■ Instructions to follow:
Collect all the lines that mention the word "Entwicklungen".
※ ※ ※
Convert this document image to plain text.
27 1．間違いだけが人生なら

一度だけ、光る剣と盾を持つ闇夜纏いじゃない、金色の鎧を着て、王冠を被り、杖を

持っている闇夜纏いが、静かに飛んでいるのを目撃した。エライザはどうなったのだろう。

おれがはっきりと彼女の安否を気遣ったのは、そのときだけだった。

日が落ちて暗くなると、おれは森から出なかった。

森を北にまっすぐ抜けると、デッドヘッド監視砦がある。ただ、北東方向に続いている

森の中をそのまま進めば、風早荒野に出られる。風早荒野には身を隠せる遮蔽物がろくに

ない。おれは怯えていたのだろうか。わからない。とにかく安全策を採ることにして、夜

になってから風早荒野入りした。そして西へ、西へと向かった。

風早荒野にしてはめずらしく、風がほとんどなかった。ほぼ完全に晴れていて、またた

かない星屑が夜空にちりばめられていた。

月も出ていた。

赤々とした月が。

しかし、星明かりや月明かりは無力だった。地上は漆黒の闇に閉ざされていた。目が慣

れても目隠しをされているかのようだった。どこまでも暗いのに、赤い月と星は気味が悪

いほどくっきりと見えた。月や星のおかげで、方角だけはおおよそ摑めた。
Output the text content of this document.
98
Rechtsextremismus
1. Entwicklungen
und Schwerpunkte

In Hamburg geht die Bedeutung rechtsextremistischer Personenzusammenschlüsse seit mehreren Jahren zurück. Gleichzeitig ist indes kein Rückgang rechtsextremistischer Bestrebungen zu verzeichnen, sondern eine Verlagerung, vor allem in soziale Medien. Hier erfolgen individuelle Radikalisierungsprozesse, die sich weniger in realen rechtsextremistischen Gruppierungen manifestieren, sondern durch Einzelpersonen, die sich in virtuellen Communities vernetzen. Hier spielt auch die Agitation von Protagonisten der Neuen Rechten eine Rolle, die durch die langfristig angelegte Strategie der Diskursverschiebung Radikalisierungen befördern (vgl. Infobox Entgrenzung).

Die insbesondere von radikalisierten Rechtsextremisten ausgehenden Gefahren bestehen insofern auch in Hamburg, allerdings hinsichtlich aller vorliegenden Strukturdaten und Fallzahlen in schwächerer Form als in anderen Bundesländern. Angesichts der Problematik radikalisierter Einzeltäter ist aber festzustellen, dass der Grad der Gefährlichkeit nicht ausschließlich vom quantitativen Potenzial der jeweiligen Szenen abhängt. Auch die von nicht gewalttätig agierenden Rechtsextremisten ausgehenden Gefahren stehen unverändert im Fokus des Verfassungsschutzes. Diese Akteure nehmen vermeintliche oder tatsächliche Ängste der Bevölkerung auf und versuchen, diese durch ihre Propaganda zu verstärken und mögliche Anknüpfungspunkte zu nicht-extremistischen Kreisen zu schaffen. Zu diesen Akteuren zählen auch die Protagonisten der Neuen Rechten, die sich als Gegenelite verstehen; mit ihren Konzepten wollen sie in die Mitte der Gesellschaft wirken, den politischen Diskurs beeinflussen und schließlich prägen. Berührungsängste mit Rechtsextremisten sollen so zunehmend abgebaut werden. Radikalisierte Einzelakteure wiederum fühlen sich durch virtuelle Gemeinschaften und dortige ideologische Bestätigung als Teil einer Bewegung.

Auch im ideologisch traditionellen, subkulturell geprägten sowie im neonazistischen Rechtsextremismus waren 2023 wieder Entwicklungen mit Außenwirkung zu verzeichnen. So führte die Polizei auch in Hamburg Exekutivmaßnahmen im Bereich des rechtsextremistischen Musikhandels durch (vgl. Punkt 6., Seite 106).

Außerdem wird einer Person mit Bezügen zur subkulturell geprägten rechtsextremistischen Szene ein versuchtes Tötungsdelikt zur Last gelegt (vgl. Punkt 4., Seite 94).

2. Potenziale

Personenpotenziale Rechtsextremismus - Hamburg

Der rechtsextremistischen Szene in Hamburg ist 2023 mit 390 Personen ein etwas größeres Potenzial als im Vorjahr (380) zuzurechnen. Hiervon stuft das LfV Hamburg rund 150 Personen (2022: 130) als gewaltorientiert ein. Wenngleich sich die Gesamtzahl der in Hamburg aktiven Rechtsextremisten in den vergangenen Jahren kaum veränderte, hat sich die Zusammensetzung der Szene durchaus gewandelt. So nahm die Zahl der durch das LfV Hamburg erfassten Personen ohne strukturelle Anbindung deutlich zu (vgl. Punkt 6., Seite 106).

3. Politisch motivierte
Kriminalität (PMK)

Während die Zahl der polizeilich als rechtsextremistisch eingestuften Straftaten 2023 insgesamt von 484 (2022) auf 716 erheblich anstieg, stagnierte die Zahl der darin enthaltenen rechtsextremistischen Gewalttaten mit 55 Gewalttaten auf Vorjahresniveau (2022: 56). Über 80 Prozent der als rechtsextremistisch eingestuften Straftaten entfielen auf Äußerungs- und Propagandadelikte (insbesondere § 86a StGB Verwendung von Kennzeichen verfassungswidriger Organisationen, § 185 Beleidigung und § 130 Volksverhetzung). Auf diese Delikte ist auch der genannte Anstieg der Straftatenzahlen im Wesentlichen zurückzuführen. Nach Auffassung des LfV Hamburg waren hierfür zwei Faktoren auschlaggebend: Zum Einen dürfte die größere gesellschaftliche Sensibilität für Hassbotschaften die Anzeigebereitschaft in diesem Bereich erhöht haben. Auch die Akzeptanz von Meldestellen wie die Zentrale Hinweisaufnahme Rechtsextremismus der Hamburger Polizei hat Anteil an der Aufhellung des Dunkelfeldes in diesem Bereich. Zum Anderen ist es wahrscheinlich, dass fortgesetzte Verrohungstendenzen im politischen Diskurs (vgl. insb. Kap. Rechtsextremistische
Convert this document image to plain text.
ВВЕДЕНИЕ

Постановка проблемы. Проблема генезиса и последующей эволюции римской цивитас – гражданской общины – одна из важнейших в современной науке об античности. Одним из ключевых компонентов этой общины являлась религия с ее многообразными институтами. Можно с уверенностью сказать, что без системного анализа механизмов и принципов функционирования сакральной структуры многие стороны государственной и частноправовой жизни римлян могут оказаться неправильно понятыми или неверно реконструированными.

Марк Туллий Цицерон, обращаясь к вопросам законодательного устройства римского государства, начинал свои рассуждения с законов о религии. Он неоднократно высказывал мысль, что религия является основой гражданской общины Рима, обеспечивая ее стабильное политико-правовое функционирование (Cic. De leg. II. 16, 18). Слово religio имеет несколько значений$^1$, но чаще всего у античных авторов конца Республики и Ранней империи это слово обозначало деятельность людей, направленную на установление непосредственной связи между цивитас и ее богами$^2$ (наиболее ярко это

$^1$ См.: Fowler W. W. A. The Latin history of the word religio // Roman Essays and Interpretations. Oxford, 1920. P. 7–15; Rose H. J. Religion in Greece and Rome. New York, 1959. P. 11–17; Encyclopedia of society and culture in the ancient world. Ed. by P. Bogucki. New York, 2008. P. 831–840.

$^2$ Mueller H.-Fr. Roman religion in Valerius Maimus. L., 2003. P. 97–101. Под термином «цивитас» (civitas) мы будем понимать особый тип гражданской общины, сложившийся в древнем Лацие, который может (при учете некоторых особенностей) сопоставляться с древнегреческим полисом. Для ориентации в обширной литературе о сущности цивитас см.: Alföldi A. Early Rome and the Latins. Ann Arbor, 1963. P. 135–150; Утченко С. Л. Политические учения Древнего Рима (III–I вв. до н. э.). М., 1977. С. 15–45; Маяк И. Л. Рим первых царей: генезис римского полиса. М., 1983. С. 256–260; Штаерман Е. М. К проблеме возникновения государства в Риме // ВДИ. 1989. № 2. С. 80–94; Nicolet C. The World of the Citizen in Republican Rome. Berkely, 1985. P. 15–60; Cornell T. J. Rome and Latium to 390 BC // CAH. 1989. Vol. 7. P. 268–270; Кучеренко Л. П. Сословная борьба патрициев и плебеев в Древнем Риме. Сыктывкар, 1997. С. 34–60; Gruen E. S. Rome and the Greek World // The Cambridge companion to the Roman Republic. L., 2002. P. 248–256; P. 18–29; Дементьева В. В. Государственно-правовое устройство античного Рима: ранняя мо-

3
※ ※ ※
■ Reply:
1. Entwicklungen
Auch im ideologisch traditionellen, subkulturell geprägten sowie im neonazistischen Rechtsextremismus waren 2023 wieder Entwicklungen mit Außenwirkung zu verzeichnen. So führte die Polizei auch in Hamburg Exekutivmaßnahmen im Bereich des rechtsextremistischen Musikhandels durch (vgl. Punkt 6., Seite 106).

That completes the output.